→ Aim of the exercise
Below are entries to be transcribed exactly; exclude the pictures from the copy.

[Collected data entries]
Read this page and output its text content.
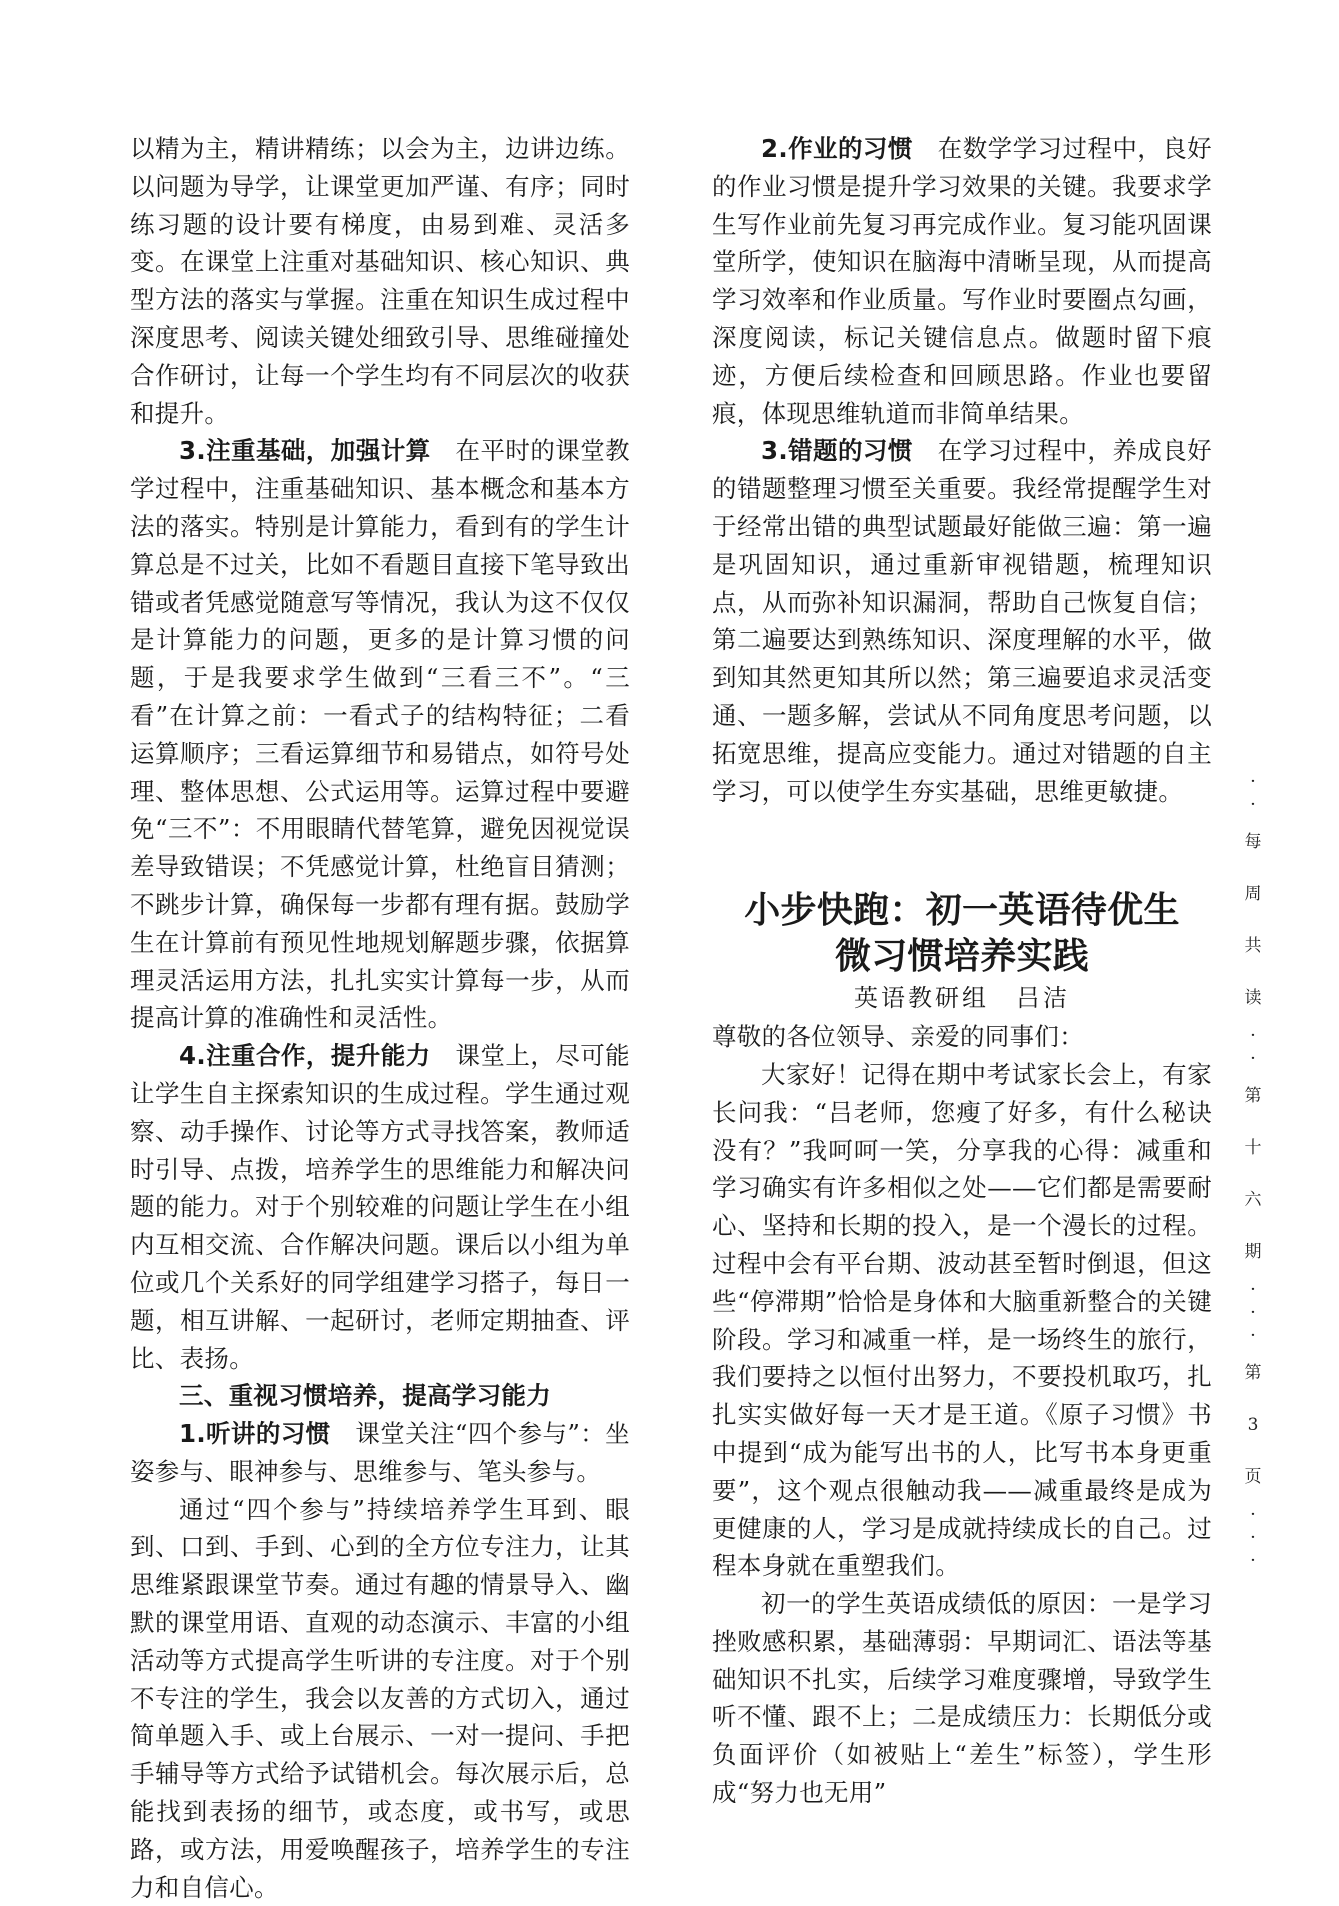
以精为主，精讲精练；以会为主，边讲边练。以问题为导学，让课堂更加严谨、有序；同时练习题的设计要有梯度，由易到难、灵活多变。在课堂上注重对基础知识、核心知识、典型方法的落实与掌握。注重在知识生成过程中深度思考、阅读关键处细致引导、思维碰撞处合作研讨，让每一个学生均有不同层次的收获和提升。

3.注重基础，加强计算　 在平时的课堂教学过程中，注重基础知识、基本概念和基本方法的落实。特别是计算能力，看到有的学生计算总是不过关，比如不看题目直接下笔导致出错或者凭感觉随意写等情况，我认为这不仅仅是计算能力的问题，更多的是计算习惯的问题，于是我要求学生做到“三看三不”。“三看”在计算之前：一看式子的结构特征；二看运算顺序；三看运算细节和易错点，如符号处理、整体思想、公式运用等。运算过程中要避免“三不”：不用眼睛代替笔算，避免因视觉误差导致错误；不凭感觉计算，杜绝盲目猜测；不跳步计算，确保每一步都有理有据。鼓励学生在计算前有预见性地规划解题步骤，依据算理灵活运用方法，扎扎实实计算每一步，从而提高计算的准确性和灵活性。

4.注重合作，提升能力　 课堂上，尽可能让学生自主探索知识的生成过程。学生通过观察、动手操作、讨论等方式寻找答案，教师适时引导、点拨，培养学生的思维能力和解决问题的能力。对于个别较难的问题让学生在小组内互相交流、合作解决问题。课后以小组为单位或几个关系好的同学组建学习搭子，每日一题，相互讲解、一起研讨，老师定期抽查、评比、表扬。

三、重视习惯培养，提高学习能力

1.听讲的习惯　 课堂关注“四个参与”：坐姿参与、眼神参与、思维参与、笔头参与。

通过“四个参与”持续培养学生耳到、眼到、口到、手到、心到的全方位专注力，让其思维紧跟课堂节奏。通过有趣的情景导入、幽默的课堂用语、直观的动态演示、丰富的小组活动等方式提高学生听讲的专注度。对于个别不专注的学生，我会以友善的方式切入，通过简单题入手、或上台展示、一对一提问、手把手辅导等方式给予试错机会。每次展示后，总能找到表扬的细节，或态度，或书写，或思路，或方法，用爱唤醒孩子，培养学生的专注力和自信心。

2.作业的习惯　 在数学学习过程中，良好的作业习惯是提升学习效果的关键。我要求学生写作业前先复习再完成作业。复习能巩固课堂所学，使知识在脑海中清晰呈现，从而提高学习效率和作业质量。写作业时要圈点勾画，深度阅读，标记关键信息点。做题时留下痕迹，方便后续检查和回顾思路。作业也要留痕，体现思维轨道而非简单结果。

3.错题的习惯　 在学习过程中，养成良好的错题整理习惯至关重要。我经常提醒学生对于经常出错的典型试题最好能做三遍：第一遍是巩固知识，通过重新审视错题，梳理知识点，从而弥补知识漏洞，帮助自己恢复自信；第二遍要达到熟练知识、深度理解的水平，做到知其然更知其所以然；第三遍要追求灵活变通、一题多解，尝试从不同角度思考问题，以拓宽思维，提高应变能力。通过对错题的自主学习，可以使学生夯实基础，思维更敏捷。

小步快跑：初一英语待优生
微习惯培养实践

英语教研组　吕洁

尊敬的各位领导、亲爱的同事们：

大家好！记得在期中考试家长会上，有家长问我：“吕老师，您瘦了好多，有什么秘诀没有？”我呵呵一笑，分享我的心得：减重和学习确实有许多相似之处——它们都是需要耐心、坚持和长期的投入，是一个漫长的过程。过程中会有平台期、波动甚至暂时倒退，但这些“停滞期”恰恰是身体和大脑重新整合的关键阶段。学习和减重一样，是一场终生的旅行，我们要持之以恒付出努力，不要投机取巧，扎扎实实做好每一天才是王道。《原子习惯》书中提到“成为能写出书的人，比写书本身更重要”，这个观点很触动我——减重最终是成为更健康的人，学习是成就持续成长的自己。过程本身就在重塑我们。

初一的学生英语成绩低的原因：一是学习挫败感积累，基础薄弱：早期词汇、语法等基础知识不扎实，后续学习难度骤增，导致学生听不懂、跟不上；二是成绩压力：长期低分或负面评价（如被贴上“差生”标签），学生形成“努力也无用”

·
·
每
周
共
读
·
·
第
十
六
期
·
·
·
第
3
页
·
·
·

→ Finished answer
Read this page and output its text content.
以精为主，精讲精练；以会为主，边讲边练。以问题为导学，让课堂更加严谨、有序；同时练习题的设计要有梯度，由易到难、灵活多变。在课堂上注重对基础知识、核心知识、典型方法的落实与掌握。注重在知识生成过程中深度思考、阅读关键处细致引导、思维碰撞处合作研讨，让每一个学生均有不同层次的收获和提升。

3.注重基础，加强计算　 在平时的课堂教学过程中，注重基础知识、基本概念和基本方法的落实。特别是计算能力，看到有的学生计算总是不过关，比如不看题目直接下笔导致出错或者凭感觉随意写等情况，我认为这不仅仅是计算能力的问题，更多的是计算习惯的问题，于是我要求学生做到“三看三不”。“三看”在计算之前：一看式子的结构特征；二看运算顺序；三看运算细节和易错点，如符号处理、整体思想、公式运用等。运算过程中要避免“三不”：不用眼睛代替笔算，避免因视觉误差导致错误；不凭感觉计算，杜绝盲目猜测；不跳步计算，确保每一步都有理有据。鼓励学生在计算前有预见性地规划解题步骤，依据算理灵活运用方法，扎扎实实计算每一步，从而提高计算的准确性和灵活性。

4.注重合作，提升能力　 课堂上，尽可能让学生自主探索知识的生成过程。学生通过观察、动手操作、讨论等方式寻找答案，教师适时引导、点拨，培养学生的思维能力和解决问题的能力。对于个别较难的问题让学生在小组内互相交流、合作解决问题。课后以小组为单位或几个关系好的同学组建学习搭子，每日一题，相互讲解、一起研讨，老师定期抽查、评比、表扬。

三、重视习惯培养，提高学习能力

1.听讲的习惯　 课堂关注“四个参与”：坐姿参与、眼神参与、思维参与、笔头参与。

通过“四个参与”持续培养学生耳到、眼到、口到、手到、心到的全方位专注力，让其思维紧跟课堂节奏。通过有趣的情景导入、幽默的课堂用语、直观的动态演示、丰富的小组活动等方式提高学生听讲的专注度。对于个别不专注的学生，我会以友善的方式切入，通过简单题入手、或上台展示、一对一提问、手把手辅导等方式给予试错机会。每次展示后，总能找到表扬的细节，或态度，或书写，或思路，或方法，用爱唤醒孩子，培养学生的专注力和自信心。

2.作业的习惯　 在数学学习过程中，良好的作业习惯是提升学习效果的关键。我要求学生写作业前先复习再完成作业。复习能巩固课堂所学，使知识在脑海中清晰呈现，从而提高学习效率和作业质量。写作业时要圈点勾画，深度阅读，标记关键信息点。做题时留下痕迹，方便后续检查和回顾思路。作业也要留痕，体现思维轨道而非简单结果。

3.错题的习惯　 在学习过程中，养成良好的错题整理习惯至关重要。我经常提醒学生对于经常出错的典型试题最好能做三遍：第一遍是巩固知识，通过重新审视错题，梳理知识点，从而弥补知识漏洞，帮助自己恢复自信；第二遍要达到熟练知识、深度理解的水平，做到知其然更知其所以然；第三遍要追求灵活变通、一题多解，尝试从不同角度思考问题，以拓宽思维，提高应变能力。通过对错题的自主学习，可以使学生夯实基础，思维更敏捷。

小步快跑：初一英语待优生
微习惯培养实践

英语教研组　吕洁

尊敬的各位领导、亲爱的同事们：

大家好！记得在期中考试家长会上，有家长问我：“吕老师，您瘦了好多，有什么秘诀没有？”我呵呵一笑，分享我的心得：减重和学习确实有许多相似之处——它们都是需要耐心、坚持和长期的投入，是一个漫长的过程。过程中会有平台期、波动甚至暂时倒退，但这些“停滞期”恰恰是身体和大脑重新整合的关键阶段。学习和减重一样，是一场终生的旅行，我们要持之以恒付出努力，不要投机取巧，扎扎实实做好每一天才是王道。《原子习惯》书中提到“成为能写出书的人，比写书本身更重要”，这个观点很触动我——减重最终是成为更健康的人，学习是成就持续成长的自己。过程本身就在重塑我们。

初一的学生英语成绩低的原因：一是学习挫败感积累，基础薄弱：早期词汇、语法等基础知识不扎实，后续学习难度骤增，导致学生听不懂、跟不上；二是成绩压力：长期低分或负面评价（如被贴上“差生”标签），学生形成“努力也无用”

·
·
每
周
共
读
·
·
第
十
六
期
·
·
·
第
3
页
·
·
·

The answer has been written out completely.